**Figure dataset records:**
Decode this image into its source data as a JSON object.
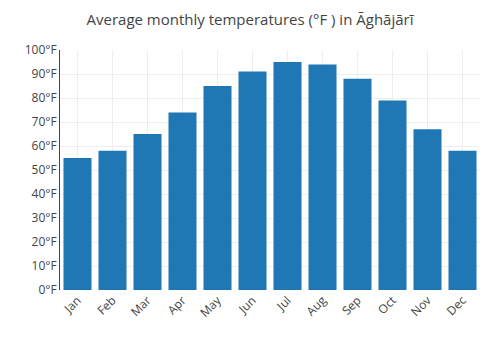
{
  "chart_data": {
    "type": "bar",
    "title": "Average monthly temperatures (°F ) in Āghājārī",
    "categories": [
      "Jan",
      "Feb",
      "Mar",
      "Apr",
      "May",
      "Jun",
      "Jul",
      "Aug",
      "Sep",
      "Oct",
      "Nov",
      "Dec"
    ],
    "values": [
      55,
      58,
      65,
      74,
      85,
      91,
      95,
      94,
      88,
      79,
      67,
      58
    ],
    "ylim": [
      0,
      100
    ],
    "yticks": [
      {
        "value": 0,
        "label": "0°F"
      },
      {
        "value": 10,
        "label": "10°F"
      },
      {
        "value": 20,
        "label": "20°F"
      },
      {
        "value": 30,
        "label": "30°F"
      },
      {
        "value": 40,
        "label": "40°F"
      },
      {
        "value": 50,
        "label": "50°F"
      },
      {
        "value": 60,
        "label": "60°F"
      },
      {
        "value": 70,
        "label": "70°F"
      },
      {
        "value": 80,
        "label": "80°F"
      },
      {
        "value": 90,
        "label": "90°F"
      },
      {
        "value": 100,
        "label": "100°F"
      }
    ],
    "grid": true
  }
}
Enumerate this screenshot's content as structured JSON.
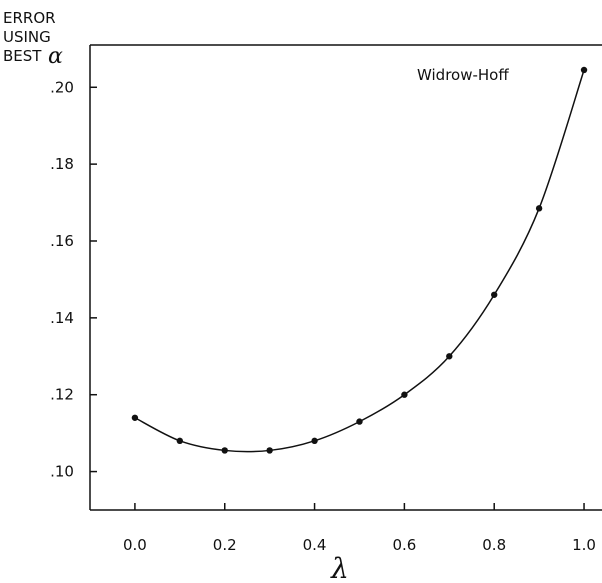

**To do:** Give every record again exactly, apart from the pictures, which stay out.

**Problem solution:**
Decode this image into its source data as a JSON object.
{
  "chart_data": {
    "type": "bar",
    "title": "Average monthly temperatures (°F ) in Āghājārī",
    "categories": [
      "Jan",
      "Feb",
      "Mar",
      "Apr",
      "May",
      "Jun",
      "Jul",
      "Aug",
      "Sep",
      "Oct",
      "Nov",
      "Dec"
    ],
    "values": [
      55,
      58,
      65,
      74,
      85,
      91,
      95,
      94,
      88,
      79,
      67,
      58
    ],
    "ylim": [
      0,
      100
    ],
    "yticks": [
      {
        "value": 0,
        "label": "0°F"
      },
      {
        "value": 10,
        "label": "10°F"
      },
      {
        "value": 20,
        "label": "20°F"
      },
      {
        "value": 30,
        "label": "30°F"
      },
      {
        "value": 40,
        "label": "40°F"
      },
      {
        "value": 50,
        "label": "50°F"
      },
      {
        "value": 60,
        "label": "60°F"
      },
      {
        "value": 70,
        "label": "70°F"
      },
      {
        "value": 80,
        "label": "80°F"
      },
      {
        "value": 90,
        "label": "90°F"
      },
      {
        "value": 100,
        "label": "100°F"
      }
    ],
    "grid": true
  }
}
Enumerate this screenshot's content as structured JSON.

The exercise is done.